■ **OBJECTIVE**
Scan the data. Collect each line that contains the word "screenshot".

—————

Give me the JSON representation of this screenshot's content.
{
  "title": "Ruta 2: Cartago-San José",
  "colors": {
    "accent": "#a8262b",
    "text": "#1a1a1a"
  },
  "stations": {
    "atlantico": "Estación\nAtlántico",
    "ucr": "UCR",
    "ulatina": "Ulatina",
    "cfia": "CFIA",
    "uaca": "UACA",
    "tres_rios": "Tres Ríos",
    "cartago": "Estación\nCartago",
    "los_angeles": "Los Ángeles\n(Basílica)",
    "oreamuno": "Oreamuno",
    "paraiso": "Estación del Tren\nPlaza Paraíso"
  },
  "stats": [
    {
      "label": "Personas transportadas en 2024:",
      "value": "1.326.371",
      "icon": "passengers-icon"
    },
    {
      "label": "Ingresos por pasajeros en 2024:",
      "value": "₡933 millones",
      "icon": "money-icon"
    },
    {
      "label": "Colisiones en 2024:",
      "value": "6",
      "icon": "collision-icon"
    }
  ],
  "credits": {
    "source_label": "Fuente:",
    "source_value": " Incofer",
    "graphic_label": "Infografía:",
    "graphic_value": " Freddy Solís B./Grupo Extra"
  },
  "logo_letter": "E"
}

—————

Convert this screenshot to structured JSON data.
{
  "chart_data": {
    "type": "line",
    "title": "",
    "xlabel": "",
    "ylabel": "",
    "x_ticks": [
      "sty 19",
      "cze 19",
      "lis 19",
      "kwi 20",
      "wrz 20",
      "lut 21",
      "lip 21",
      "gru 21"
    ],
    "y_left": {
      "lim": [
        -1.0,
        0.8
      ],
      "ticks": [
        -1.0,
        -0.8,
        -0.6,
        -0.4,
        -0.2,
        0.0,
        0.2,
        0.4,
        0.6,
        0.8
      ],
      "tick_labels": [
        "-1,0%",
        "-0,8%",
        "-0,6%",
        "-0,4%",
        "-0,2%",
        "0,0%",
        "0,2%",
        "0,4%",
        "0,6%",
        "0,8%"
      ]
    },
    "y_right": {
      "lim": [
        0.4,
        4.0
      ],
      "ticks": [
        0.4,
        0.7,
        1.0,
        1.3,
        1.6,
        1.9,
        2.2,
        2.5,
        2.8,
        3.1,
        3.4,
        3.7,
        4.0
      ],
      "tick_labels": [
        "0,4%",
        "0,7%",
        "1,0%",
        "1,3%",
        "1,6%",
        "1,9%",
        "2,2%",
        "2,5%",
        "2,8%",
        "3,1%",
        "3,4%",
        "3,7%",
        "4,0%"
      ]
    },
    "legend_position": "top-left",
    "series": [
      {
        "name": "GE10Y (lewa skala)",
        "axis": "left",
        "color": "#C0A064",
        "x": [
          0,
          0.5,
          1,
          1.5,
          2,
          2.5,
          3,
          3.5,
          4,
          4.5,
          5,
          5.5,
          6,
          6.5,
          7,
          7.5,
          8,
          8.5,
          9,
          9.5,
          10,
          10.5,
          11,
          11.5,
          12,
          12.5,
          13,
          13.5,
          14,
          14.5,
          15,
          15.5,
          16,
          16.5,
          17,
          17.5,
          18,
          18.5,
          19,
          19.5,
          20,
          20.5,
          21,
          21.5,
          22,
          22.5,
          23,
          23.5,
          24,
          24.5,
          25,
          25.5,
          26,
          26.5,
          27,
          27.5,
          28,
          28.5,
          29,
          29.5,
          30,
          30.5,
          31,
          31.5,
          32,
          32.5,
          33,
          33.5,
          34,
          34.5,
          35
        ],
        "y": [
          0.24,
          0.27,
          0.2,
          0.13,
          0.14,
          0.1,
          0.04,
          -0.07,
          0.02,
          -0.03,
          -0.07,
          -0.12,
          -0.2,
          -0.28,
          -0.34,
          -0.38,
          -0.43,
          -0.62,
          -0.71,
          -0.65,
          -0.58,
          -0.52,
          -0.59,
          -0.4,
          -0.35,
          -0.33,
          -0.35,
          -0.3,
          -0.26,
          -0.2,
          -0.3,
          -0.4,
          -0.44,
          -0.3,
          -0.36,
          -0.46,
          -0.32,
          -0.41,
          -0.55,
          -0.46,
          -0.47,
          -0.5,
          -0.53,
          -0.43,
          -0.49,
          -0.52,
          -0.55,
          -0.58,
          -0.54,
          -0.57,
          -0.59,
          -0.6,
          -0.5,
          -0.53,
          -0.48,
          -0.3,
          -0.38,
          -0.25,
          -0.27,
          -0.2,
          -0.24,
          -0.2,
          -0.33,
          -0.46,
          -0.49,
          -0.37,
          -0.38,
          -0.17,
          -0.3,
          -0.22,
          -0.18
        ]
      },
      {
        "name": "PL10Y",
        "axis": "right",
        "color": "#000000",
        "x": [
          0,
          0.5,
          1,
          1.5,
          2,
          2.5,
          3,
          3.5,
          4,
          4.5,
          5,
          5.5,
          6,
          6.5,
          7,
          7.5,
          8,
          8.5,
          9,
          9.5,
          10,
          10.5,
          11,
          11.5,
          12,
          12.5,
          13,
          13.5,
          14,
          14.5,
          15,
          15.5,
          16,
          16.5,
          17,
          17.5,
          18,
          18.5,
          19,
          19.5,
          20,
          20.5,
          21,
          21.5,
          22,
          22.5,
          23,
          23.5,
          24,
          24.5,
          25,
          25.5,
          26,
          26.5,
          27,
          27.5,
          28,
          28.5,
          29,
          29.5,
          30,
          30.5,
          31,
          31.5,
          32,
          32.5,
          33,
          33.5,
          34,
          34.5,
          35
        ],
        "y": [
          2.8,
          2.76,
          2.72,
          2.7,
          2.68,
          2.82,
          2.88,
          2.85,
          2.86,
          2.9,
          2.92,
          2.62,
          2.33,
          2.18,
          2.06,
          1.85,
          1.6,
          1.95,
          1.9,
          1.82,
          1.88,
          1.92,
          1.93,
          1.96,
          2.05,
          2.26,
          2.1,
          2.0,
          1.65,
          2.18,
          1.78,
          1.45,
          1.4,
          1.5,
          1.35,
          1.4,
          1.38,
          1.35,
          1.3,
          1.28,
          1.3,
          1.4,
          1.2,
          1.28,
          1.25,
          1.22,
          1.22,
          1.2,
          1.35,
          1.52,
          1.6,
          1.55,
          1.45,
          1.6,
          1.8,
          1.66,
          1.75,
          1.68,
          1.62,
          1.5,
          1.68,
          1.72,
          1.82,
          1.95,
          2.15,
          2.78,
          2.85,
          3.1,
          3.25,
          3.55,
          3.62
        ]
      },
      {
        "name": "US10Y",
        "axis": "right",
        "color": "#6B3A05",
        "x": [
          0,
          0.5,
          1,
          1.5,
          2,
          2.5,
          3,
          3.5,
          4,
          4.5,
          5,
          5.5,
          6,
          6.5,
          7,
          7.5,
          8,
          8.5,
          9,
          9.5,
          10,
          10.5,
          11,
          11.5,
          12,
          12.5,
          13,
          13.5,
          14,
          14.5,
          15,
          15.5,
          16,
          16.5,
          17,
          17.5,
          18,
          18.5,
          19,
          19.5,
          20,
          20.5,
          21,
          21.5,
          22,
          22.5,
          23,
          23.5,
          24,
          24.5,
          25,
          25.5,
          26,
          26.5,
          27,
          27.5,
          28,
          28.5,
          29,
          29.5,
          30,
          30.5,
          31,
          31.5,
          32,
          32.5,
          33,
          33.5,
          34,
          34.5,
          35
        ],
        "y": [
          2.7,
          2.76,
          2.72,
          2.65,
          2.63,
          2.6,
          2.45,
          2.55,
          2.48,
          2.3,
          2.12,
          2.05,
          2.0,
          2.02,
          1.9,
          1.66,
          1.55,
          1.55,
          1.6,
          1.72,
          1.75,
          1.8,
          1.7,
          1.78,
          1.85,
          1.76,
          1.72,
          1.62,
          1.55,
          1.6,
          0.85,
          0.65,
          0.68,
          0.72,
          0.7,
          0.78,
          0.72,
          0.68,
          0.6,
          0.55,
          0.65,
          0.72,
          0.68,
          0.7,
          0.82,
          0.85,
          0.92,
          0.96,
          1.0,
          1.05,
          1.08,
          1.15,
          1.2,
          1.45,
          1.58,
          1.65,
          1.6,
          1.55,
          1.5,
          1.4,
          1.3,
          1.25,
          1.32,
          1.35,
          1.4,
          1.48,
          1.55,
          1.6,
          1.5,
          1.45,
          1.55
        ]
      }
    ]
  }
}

—————

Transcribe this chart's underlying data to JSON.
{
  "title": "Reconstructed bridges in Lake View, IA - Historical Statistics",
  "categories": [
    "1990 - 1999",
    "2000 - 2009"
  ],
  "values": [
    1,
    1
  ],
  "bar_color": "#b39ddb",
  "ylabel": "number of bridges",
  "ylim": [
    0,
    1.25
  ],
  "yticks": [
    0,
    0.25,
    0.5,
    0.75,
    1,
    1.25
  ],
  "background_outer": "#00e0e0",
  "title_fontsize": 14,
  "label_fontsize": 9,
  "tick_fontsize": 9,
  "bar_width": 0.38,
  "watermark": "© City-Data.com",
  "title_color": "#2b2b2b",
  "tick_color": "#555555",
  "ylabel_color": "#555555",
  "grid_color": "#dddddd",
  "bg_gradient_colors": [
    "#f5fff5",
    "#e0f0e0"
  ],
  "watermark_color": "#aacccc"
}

—————

■ **RESPONSE BELOW**
Give me the JSON representation of this screenshot's content.
Convert this screenshot to structured JSON data.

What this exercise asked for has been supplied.